■ **To be done**
Return the complete listing that follows, with each line reproduced exactly.

■ **Records to use**
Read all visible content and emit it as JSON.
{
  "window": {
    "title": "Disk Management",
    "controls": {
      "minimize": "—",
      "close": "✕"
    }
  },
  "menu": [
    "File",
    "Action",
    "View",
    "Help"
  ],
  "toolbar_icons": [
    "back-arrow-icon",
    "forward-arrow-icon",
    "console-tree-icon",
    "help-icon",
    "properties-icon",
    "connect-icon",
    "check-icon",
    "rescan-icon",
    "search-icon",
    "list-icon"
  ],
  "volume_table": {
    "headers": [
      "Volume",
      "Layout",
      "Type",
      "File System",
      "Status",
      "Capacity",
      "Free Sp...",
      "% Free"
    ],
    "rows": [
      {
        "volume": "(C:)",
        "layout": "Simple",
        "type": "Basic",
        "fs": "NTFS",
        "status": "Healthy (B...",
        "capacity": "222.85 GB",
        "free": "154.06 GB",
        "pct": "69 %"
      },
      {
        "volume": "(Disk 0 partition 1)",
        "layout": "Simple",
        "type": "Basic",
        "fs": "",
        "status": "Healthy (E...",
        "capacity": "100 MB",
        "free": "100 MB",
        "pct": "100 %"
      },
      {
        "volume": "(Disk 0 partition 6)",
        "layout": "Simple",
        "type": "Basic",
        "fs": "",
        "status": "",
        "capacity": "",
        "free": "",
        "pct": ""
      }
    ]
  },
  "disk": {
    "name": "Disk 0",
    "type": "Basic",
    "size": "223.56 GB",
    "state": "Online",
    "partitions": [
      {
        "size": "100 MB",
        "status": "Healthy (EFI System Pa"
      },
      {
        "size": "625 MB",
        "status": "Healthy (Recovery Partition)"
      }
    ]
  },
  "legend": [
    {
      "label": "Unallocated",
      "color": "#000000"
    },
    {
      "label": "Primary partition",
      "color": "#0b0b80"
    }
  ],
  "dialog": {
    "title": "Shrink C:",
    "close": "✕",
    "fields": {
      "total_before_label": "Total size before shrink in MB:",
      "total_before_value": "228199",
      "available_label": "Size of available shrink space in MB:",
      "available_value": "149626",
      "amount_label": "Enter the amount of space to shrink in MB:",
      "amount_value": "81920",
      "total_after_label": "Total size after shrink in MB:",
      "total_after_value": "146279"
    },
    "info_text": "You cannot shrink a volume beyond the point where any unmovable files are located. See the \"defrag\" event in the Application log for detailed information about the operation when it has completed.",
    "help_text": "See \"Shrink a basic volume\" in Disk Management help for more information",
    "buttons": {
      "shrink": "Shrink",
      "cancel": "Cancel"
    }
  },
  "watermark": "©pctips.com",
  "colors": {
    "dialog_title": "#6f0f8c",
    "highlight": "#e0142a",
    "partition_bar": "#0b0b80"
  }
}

■ **Expected answer**
Read all visible content and emit it as JSON.
{
  "window": {
    "title": "Disk Management",
    "controls": {
      "minimize": "—",
      "close": "✕"
    }
  },
  "menu": [
    "File",
    "Action",
    "View",
    "Help"
  ],
  "toolbar_icons": [
    "back-arrow-icon",
    "forward-arrow-icon",
    "console-tree-icon",
    "help-icon",
    "properties-icon",
    "connect-icon",
    "check-icon",
    "rescan-icon",
    "search-icon",
    "list-icon"
  ],
  "volume_table": {
    "headers": [
      "Volume",
      "Layout",
      "Type",
      "File System",
      "Status",
      "Capacity",
      "Free Sp...",
      "% Free"
    ],
    "rows": [
      {
        "volume": "(C:)",
        "layout": "Simple",
        "type": "Basic",
        "fs": "NTFS",
        "status": "Healthy (B...",
        "capacity": "222.85 GB",
        "free": "154.06 GB",
        "pct": "69 %"
      },
      {
        "volume": "(Disk 0 partition 1)",
        "layout": "Simple",
        "type": "Basic",
        "fs": "",
        "status": "Healthy (E...",
        "capacity": "100 MB",
        "free": "100 MB",
        "pct": "100 %"
      },
      {
        "volume": "(Disk 0 partition 6)",
        "layout": "Simple",
        "type": "Basic",
        "fs": "",
        "status": "",
        "capacity": "",
        "free": "",
        "pct": ""
      }
    ]
  },
  "disk": {
    "name": "Disk 0",
    "type": "Basic",
    "size": "223.56 GB",
    "state": "Online",
    "partitions": [
      {
        "size": "100 MB",
        "status": "Healthy (EFI System Pa"
      },
      {
        "size": "625 MB",
        "status": "Healthy (Recovery Partition)"
      }
    ]
  },
  "legend": [
    {
      "label": "Unallocated",
      "color": "#000000"
    },
    {
      "label": "Primary partition",
      "color": "#0b0b80"
    }
  ],
  "dialog": {
    "title": "Shrink C:",
    "close": "✕",
    "fields": {
      "total_before_label": "Total size before shrink in MB:",
      "total_before_value": "228199",
      "available_label": "Size of available shrink space in MB:",
      "available_value": "149626",
      "amount_label": "Enter the amount of space to shrink in MB:",
      "amount_value": "81920",
      "total_after_label": "Total size after shrink in MB:",
      "total_after_value": "146279"
    },
    "info_text": "You cannot shrink a volume beyond the point where any unmovable files are located. See the \"defrag\" event in the Application log for detailed information about the operation when it has completed.",
    "help_text": "See \"Shrink a basic volume\" in Disk Management help for more information",
    "buttons": {
      "shrink": "Shrink",
      "cancel": "Cancel"
    }
  },
  "watermark": "©pctips.com",
  "colors": {
    "dialog_title": "#6f0f8c",
    "highlight": "#e0142a",
    "partition_bar": "#0b0b80"
  }
}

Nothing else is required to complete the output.